• What you are asked to do
Can you retype every record below exactly as written?

• The data
------------------------------------

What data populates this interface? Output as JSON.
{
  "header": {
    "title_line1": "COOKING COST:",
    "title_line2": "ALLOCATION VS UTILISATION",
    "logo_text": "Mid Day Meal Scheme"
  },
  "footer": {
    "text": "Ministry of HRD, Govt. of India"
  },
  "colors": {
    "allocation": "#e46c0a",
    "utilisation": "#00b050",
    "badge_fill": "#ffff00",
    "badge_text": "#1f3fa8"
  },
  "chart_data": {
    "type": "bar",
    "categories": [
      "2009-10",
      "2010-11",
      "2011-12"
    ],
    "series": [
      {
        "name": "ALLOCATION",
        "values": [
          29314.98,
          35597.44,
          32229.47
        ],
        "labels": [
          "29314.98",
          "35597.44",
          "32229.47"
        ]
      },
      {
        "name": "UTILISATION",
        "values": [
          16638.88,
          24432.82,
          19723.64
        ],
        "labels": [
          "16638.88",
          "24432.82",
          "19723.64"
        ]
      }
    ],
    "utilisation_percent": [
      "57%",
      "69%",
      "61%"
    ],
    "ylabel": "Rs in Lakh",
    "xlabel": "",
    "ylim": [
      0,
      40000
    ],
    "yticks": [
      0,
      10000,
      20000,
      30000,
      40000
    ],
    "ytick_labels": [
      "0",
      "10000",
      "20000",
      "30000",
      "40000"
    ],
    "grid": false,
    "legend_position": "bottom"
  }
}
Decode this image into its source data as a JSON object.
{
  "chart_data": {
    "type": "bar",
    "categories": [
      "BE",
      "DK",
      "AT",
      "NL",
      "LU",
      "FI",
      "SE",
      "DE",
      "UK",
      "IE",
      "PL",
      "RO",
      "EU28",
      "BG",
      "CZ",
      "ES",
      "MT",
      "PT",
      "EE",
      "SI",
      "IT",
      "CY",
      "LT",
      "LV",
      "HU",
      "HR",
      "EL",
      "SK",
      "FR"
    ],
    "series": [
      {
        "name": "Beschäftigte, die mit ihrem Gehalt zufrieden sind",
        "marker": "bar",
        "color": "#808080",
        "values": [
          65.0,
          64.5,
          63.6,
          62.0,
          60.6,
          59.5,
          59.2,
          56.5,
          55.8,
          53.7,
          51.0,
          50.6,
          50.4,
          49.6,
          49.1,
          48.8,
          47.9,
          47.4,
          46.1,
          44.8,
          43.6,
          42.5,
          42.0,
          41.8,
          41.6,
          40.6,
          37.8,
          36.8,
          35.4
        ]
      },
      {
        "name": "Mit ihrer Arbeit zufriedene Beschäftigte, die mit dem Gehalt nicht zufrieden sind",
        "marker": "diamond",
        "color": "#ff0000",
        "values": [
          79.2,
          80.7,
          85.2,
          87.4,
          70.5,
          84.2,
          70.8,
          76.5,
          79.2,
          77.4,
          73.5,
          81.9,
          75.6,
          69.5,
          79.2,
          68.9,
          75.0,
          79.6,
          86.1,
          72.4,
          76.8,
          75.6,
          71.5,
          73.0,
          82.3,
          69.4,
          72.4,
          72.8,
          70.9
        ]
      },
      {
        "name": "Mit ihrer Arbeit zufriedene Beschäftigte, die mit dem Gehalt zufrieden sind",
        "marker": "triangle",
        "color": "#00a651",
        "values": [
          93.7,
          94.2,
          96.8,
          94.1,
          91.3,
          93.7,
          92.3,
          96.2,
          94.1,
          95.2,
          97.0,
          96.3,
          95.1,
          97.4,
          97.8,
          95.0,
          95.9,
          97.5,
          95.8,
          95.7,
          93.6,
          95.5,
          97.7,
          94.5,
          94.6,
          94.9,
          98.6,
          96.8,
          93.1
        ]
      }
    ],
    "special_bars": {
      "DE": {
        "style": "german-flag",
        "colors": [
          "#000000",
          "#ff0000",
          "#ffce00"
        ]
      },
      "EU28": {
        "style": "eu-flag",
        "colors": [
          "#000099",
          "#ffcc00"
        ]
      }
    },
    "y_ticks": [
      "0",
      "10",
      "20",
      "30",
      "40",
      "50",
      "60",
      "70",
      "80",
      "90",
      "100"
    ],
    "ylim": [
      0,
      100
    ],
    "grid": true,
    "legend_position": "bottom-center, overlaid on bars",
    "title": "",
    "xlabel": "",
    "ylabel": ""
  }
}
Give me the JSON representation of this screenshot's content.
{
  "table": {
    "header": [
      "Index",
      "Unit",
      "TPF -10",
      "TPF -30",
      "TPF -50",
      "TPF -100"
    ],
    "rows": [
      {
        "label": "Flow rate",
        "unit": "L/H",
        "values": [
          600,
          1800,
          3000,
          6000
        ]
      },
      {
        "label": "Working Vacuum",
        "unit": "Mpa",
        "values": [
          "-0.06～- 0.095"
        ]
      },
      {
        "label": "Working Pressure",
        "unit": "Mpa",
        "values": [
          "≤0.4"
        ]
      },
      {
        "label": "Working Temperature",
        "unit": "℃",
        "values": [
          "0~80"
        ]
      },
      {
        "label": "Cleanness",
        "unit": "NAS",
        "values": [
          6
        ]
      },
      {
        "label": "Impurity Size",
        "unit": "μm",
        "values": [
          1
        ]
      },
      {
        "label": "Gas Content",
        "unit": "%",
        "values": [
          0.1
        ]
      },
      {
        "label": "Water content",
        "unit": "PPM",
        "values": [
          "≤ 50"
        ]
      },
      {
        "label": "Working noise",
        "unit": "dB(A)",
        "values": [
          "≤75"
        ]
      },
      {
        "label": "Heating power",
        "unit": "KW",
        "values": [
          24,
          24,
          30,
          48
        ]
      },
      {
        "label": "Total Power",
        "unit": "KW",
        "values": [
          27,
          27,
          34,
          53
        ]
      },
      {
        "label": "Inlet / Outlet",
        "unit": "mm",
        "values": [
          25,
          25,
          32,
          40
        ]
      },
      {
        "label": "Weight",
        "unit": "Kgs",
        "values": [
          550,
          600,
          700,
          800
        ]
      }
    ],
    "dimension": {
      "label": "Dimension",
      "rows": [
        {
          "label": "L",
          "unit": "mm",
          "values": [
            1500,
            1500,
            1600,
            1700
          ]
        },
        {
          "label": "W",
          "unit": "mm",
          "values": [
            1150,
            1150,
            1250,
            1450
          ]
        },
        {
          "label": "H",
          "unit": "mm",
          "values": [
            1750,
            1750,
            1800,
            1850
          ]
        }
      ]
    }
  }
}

------------------------------------

• Task response
What data populates this interface? Output as JSON.
{
  "header": {
    "title_line1": "COOKING COST:",
    "title_line2": "ALLOCATION VS UTILISATION",
    "logo_text": "Mid Day Meal Scheme"
  },
  "footer": {
    "text": "Ministry of HRD, Govt. of India"
  },
  "colors": {
    "allocation": "#e46c0a",
    "utilisation": "#00b050",
    "badge_fill": "#ffff00",
    "badge_text": "#1f3fa8"
  },
  "chart_data": {
    "type": "bar",
    "categories": [
      "2009-10",
      "2010-11",
      "2011-12"
    ],
    "series": [
      {
        "name": "ALLOCATION",
        "values": [
          29314.98,
          35597.44,
          32229.47
        ],
        "labels": [
          "29314.98",
          "35597.44",
          "32229.47"
        ]
      },
      {
        "name": "UTILISATION",
        "values": [
          16638.88,
          24432.82,
          19723.64
        ],
        "labels": [
          "16638.88",
          "24432.82",
          "19723.64"
        ]
      }
    ],
    "utilisation_percent": [
      "57%",
      "69%",
      "61%"
    ],
    "ylabel": "Rs in Lakh",
    "xlabel": "",
    "ylim": [
      0,
      40000
    ],
    "yticks": [
      0,
      10000,
      20000,
      30000,
      40000
    ],
    "ytick_labels": [
      "0",
      "10000",
      "20000",
      "30000",
      "40000"
    ],
    "grid": false,
    "legend_position": "bottom"
  }
}
Decode this image into its source data as a JSON object.
{
  "chart_data": {
    "type": "bar",
    "categories": [
      "BE",
      "DK",
      "AT",
      "NL",
      "LU",
      "FI",
      "SE",
      "DE",
      "UK",
      "IE",
      "PL",
      "RO",
      "EU28",
      "BG",
      "CZ",
      "ES",
      "MT",
      "PT",
      "EE",
      "SI",
      "IT",
      "CY",
      "LT",
      "LV",
      "HU",
      "HR",
      "EL",
      "SK",
      "FR"
    ],
    "series": [
      {
        "name": "Beschäftigte, die mit ihrem Gehalt zufrieden sind",
        "marker": "bar",
        "color": "#808080",
        "values": [
          65.0,
          64.5,
          63.6,
          62.0,
          60.6,
          59.5,
          59.2,
          56.5,
          55.8,
          53.7,
          51.0,
          50.6,
          50.4,
          49.6,
          49.1,
          48.8,
          47.9,
          47.4,
          46.1,
          44.8,
          43.6,
          42.5,
          42.0,
          41.8,
          41.6,
          40.6,
          37.8,
          36.8,
          35.4
        ]
      },
      {
        "name": "Mit ihrer Arbeit zufriedene Beschäftigte, die mit dem Gehalt nicht zufrieden sind",
        "marker": "diamond",
        "color": "#ff0000",
        "values": [
          79.2,
          80.7,
          85.2,
          87.4,
          70.5,
          84.2,
          70.8,
          76.5,
          79.2,
          77.4,
          73.5,
          81.9,
          75.6,
          69.5,
          79.2,
          68.9,
          75.0,
          79.6,
          86.1,
          72.4,
          76.8,
          75.6,
          71.5,
          73.0,
          82.3,
          69.4,
          72.4,
          72.8,
          70.9
        ]
      },
      {
        "name": "Mit ihrer Arbeit zufriedene Beschäftigte, die mit dem Gehalt zufrieden sind",
        "marker": "triangle",
        "color": "#00a651",
        "values": [
          93.7,
          94.2,
          96.8,
          94.1,
          91.3,
          93.7,
          92.3,
          96.2,
          94.1,
          95.2,
          97.0,
          96.3,
          95.1,
          97.4,
          97.8,
          95.0,
          95.9,
          97.5,
          95.8,
          95.7,
          93.6,
          95.5,
          97.7,
          94.5,
          94.6,
          94.9,
          98.6,
          96.8,
          93.1
        ]
      }
    ],
    "special_bars": {
      "DE": {
        "style": "german-flag",
        "colors": [
          "#000000",
          "#ff0000",
          "#ffce00"
        ]
      },
      "EU28": {
        "style": "eu-flag",
        "colors": [
          "#000099",
          "#ffcc00"
        ]
      }
    },
    "y_ticks": [
      "0",
      "10",
      "20",
      "30",
      "40",
      "50",
      "60",
      "70",
      "80",
      "90",
      "100"
    ],
    "ylim": [
      0,
      100
    ],
    "grid": true,
    "legend_position": "bottom-center, overlaid on bars",
    "title": "",
    "xlabel": "",
    "ylabel": ""
  }
}
Give me the JSON representation of this screenshot's content.
{
  "table": {
    "header": [
      "Index",
      "Unit",
      "TPF -10",
      "TPF -30",
      "TPF -50",
      "TPF -100"
    ],
    "rows": [
      {
        "label": "Flow rate",
        "unit": "L/H",
        "values": [
          600,
          1800,
          3000,
          6000
        ]
      },
      {
        "label": "Working Vacuum",
        "unit": "Mpa",
        "values": [
          "-0.06～- 0.095"
        ]
      },
      {
        "label": "Working Pressure",
        "unit": "Mpa",
        "values": [
          "≤0.4"
        ]
      },
      {
        "label": "Working Temperature",
        "unit": "℃",
        "values": [
          "0~80"
        ]
      },
      {
        "label": "Cleanness",
        "unit": "NAS",
        "values": [
          6
        ]
      },
      {
        "label": "Impurity Size",
        "unit": "μm",
        "values": [
          1
        ]
      },
      {
        "label": "Gas Content",
        "unit": "%",
        "values": [
          0.1
        ]
      },
      {
        "label": "Water content",
        "unit": "PPM",
        "values": [
          "≤ 50"
        ]
      },
      {
        "label": "Working noise",
        "unit": "dB(A)",
        "values": [
          "≤75"
        ]
      },
      {
        "label": "Heating power",
        "unit": "KW",
        "values": [
          24,
          24,
          30,
          48
        ]
      },
      {
        "label": "Total Power",
        "unit": "KW",
        "values": [
          27,
          27,
          34,
          53
        ]
      },
      {
        "label": "Inlet / Outlet",
        "unit": "mm",
        "values": [
          25,
          25,
          32,
          40
        ]
      },
      {
        "label": "Weight",
        "unit": "Kgs",
        "values": [
          550,
          600,
          700,
          800
        ]
      }
    ],
    "dimension": {
      "label": "Dimension",
      "rows": [
        {
          "label": "L",
          "unit": "mm",
          "values": [
            1500,
            1500,
            1600,
            1700
          ]
        },
        {
          "label": "W",
          "unit": "mm",
          "values": [
            1150,
            1150,
            1250,
            1450
          ]
        },
        {
          "label": "H",
          "unit": "mm",
          "values": [
            1750,
            1750,
            1800,
            1850
          ]
        }
      ]
    }
  }
}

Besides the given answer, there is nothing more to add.